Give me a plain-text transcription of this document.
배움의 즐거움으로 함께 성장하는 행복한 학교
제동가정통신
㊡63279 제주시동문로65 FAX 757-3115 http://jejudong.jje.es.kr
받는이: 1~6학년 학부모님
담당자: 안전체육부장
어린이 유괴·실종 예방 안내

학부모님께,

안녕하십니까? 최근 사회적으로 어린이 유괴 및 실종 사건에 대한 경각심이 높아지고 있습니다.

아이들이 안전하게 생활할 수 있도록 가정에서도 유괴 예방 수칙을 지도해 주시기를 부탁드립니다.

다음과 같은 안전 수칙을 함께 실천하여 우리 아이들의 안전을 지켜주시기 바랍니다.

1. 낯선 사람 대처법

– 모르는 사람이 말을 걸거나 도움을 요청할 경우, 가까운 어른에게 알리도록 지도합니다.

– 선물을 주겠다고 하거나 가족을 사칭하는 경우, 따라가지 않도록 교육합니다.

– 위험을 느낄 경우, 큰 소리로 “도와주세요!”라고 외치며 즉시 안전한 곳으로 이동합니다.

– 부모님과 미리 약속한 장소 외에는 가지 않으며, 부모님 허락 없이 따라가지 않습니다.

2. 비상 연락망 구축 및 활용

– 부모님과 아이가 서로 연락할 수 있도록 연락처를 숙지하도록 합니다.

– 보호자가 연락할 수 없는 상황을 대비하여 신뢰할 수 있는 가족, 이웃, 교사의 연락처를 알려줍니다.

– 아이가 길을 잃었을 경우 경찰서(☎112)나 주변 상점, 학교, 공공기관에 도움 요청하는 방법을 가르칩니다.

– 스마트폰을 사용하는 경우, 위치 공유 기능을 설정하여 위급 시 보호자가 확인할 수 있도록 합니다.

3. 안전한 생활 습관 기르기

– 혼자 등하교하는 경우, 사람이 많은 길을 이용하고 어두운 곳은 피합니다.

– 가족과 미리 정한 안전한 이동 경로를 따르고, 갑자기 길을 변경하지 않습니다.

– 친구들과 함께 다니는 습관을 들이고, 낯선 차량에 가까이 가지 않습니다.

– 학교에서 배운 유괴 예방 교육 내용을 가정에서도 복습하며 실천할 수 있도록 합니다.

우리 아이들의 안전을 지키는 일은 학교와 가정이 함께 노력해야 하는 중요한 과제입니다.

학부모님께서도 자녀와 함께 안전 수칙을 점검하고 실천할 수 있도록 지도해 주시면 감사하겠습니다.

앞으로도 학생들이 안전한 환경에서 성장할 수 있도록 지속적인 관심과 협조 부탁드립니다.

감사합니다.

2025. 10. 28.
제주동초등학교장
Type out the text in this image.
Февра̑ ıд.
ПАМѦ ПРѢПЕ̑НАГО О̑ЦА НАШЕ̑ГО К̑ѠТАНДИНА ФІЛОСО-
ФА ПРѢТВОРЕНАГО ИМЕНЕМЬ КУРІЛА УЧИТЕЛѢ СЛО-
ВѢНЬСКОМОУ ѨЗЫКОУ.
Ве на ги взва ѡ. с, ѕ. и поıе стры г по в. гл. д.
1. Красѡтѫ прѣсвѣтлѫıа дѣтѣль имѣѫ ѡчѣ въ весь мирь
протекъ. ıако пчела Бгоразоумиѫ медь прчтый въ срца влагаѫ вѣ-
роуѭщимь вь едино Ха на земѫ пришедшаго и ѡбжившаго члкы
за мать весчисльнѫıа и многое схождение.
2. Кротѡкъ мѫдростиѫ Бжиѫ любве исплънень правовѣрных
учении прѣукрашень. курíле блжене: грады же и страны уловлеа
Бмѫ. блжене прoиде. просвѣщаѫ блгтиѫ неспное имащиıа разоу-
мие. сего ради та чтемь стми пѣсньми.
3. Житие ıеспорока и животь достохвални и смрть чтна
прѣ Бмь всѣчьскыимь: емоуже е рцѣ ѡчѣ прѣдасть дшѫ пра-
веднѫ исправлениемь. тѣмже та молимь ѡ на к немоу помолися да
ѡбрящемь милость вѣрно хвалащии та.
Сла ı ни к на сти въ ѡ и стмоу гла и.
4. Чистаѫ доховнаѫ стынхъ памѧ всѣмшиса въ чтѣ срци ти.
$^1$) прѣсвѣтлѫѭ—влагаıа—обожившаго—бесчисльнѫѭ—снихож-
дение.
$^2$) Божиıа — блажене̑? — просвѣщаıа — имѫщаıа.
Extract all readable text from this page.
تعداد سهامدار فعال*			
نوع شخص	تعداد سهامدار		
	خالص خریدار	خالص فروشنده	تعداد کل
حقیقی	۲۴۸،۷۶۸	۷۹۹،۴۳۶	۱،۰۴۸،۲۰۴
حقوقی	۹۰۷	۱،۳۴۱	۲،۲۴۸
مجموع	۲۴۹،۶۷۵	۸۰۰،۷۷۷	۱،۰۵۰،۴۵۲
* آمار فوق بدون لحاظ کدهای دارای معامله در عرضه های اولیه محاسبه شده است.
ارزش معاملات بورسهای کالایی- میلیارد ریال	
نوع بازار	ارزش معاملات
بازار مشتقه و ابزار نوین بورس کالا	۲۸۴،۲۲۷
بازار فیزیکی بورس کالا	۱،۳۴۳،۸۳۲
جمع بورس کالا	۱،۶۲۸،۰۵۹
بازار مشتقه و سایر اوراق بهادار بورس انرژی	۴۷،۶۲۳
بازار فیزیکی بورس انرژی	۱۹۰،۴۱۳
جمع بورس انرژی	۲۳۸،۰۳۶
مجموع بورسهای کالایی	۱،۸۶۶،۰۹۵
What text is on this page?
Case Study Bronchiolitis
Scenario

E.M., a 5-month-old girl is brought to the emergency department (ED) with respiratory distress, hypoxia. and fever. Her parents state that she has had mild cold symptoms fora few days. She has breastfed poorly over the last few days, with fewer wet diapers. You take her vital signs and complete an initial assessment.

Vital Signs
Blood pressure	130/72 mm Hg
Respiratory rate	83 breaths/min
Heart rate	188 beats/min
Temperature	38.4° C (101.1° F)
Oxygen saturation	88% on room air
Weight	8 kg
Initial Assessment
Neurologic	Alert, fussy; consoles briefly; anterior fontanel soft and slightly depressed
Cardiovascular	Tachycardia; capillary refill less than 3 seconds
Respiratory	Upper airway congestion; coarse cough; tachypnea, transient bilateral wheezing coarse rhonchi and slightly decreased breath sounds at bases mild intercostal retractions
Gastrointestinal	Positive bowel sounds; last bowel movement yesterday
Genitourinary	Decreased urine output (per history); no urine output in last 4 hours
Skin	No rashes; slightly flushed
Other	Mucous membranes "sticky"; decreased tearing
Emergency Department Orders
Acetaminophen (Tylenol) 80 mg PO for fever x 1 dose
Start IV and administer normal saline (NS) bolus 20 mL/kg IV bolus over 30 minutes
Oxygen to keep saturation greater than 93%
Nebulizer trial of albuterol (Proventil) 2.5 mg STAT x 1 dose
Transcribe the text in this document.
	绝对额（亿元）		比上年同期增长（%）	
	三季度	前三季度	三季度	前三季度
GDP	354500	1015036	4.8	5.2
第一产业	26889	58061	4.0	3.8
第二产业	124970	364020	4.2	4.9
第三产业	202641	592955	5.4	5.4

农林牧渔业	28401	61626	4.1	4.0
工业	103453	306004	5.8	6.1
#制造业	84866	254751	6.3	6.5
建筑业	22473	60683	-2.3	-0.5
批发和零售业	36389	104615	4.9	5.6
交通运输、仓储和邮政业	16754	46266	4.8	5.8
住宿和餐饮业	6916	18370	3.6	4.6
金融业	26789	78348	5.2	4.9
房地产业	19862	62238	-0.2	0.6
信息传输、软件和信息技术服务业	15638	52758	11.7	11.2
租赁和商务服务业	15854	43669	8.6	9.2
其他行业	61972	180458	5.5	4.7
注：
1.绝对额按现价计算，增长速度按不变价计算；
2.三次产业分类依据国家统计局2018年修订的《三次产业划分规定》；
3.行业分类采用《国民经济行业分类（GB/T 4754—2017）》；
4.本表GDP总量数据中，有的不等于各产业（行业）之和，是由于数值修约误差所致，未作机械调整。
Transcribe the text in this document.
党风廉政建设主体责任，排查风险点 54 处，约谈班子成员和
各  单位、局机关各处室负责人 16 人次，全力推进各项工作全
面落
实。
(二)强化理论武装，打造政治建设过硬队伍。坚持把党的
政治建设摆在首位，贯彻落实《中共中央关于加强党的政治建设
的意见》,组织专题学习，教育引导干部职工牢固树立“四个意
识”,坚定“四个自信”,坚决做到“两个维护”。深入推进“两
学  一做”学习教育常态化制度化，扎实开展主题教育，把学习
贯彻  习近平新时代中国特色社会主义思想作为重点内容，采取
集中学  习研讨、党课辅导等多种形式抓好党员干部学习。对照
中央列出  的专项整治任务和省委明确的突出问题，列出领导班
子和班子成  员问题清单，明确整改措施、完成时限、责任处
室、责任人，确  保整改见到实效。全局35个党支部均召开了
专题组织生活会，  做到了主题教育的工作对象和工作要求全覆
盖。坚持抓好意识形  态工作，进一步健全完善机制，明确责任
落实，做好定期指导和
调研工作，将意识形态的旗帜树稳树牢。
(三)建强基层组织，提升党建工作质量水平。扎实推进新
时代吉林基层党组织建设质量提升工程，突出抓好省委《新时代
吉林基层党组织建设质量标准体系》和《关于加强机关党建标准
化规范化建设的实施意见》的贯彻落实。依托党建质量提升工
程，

:: PROBLEM ::
Gather, from the listing above, every line carrying the word "않습니다".

:: RESULT FOR THIS TASK ::
– 부모님과 미리 약속한 장소 외에는 가지 않으며, 부모님 허락 없이 따라가지 않습니다.
– 가족과 미리 정한 안전한 이동 경로를 따르고, 갑자기 길을 변경하지 않습니다.
– 친구들과 함께 다니는 습관을 들이고, 낯선 차량에 가까이 가지 않습니다.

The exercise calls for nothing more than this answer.